Records from a data collection:
****

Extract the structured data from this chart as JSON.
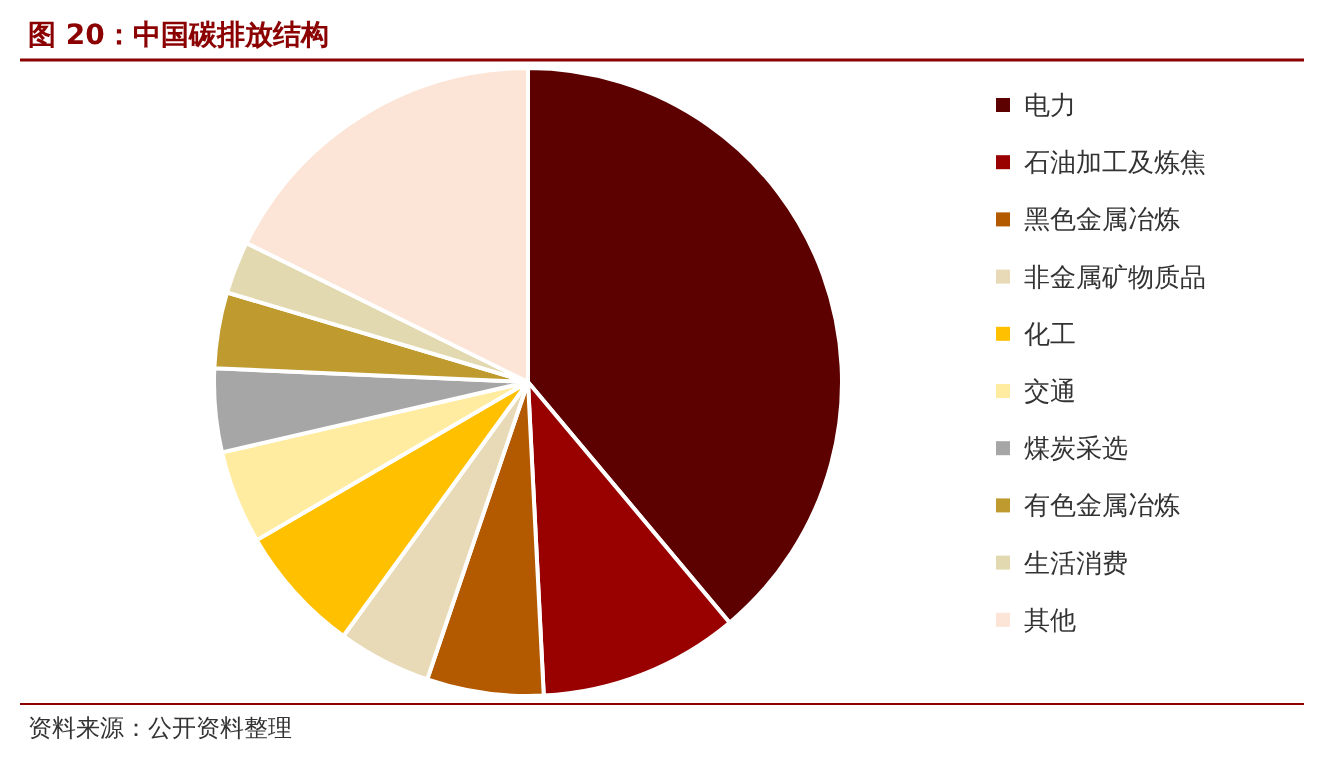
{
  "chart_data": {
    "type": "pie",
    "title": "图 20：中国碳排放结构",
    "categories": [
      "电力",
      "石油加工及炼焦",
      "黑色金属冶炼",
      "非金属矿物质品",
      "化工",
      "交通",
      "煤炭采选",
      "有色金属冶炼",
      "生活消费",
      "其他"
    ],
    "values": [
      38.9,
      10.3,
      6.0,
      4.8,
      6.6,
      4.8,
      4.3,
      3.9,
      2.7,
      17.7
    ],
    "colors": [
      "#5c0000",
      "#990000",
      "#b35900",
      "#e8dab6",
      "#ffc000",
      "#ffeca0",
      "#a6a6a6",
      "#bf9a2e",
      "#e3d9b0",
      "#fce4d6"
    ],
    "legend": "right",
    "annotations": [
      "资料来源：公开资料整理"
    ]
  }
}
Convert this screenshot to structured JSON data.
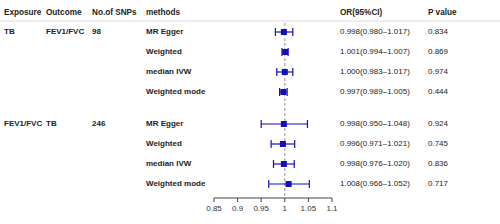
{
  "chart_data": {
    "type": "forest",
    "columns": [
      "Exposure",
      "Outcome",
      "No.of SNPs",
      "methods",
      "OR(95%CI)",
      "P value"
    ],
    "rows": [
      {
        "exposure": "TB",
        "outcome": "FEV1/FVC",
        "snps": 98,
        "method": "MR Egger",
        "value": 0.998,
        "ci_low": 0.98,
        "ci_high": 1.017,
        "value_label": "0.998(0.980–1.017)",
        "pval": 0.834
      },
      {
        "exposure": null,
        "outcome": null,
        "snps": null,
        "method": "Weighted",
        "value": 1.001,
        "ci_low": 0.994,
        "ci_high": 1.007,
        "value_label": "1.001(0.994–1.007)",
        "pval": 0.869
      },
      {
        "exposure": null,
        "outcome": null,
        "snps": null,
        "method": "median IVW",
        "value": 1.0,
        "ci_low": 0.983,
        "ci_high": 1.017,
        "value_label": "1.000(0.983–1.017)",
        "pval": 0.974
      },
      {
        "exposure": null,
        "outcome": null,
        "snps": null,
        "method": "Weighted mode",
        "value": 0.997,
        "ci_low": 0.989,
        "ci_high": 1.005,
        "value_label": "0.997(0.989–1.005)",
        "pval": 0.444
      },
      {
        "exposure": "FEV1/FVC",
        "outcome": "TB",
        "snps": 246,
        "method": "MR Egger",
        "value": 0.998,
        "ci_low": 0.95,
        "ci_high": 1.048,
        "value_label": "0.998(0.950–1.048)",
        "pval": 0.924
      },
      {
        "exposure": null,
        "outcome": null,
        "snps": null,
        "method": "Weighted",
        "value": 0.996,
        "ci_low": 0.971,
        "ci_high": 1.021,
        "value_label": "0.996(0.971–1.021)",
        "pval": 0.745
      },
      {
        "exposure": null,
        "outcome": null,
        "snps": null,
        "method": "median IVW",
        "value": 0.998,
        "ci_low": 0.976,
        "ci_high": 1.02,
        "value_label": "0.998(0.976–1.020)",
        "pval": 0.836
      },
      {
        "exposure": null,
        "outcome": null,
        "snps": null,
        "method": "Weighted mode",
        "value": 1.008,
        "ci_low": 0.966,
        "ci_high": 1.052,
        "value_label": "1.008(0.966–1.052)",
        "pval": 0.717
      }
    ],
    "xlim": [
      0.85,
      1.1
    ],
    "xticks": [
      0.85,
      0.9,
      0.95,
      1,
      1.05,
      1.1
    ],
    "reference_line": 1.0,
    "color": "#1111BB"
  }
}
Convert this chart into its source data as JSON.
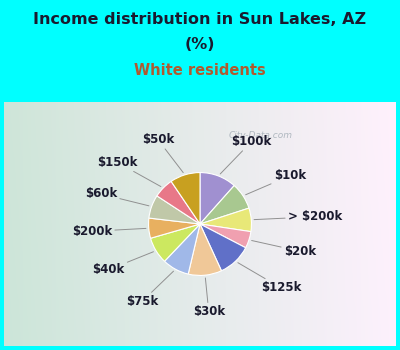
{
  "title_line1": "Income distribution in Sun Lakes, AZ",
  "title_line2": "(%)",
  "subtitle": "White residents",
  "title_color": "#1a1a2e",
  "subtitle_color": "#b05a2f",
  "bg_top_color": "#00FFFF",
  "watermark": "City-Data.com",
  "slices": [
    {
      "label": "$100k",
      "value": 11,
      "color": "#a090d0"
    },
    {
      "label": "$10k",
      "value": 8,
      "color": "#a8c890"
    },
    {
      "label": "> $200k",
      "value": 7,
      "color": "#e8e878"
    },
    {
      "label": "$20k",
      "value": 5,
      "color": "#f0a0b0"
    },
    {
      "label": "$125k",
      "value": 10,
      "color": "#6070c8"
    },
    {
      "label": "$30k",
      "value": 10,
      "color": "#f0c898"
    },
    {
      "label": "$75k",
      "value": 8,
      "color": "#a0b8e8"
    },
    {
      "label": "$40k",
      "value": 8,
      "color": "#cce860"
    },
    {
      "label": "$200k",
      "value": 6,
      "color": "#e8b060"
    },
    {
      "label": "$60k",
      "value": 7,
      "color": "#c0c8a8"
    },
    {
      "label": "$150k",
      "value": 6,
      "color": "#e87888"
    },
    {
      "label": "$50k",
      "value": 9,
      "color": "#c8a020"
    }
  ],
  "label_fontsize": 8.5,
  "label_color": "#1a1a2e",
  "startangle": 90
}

****

_OBJECTIVE_
Read the lines above. Gather those in which the string "JSON" is found.

_WRITTEN SOLUTION_
Extract the structured data from this chart as JSON.
Convert this screenshot to structured JSON data.
Convert this chart into its source data as JSON.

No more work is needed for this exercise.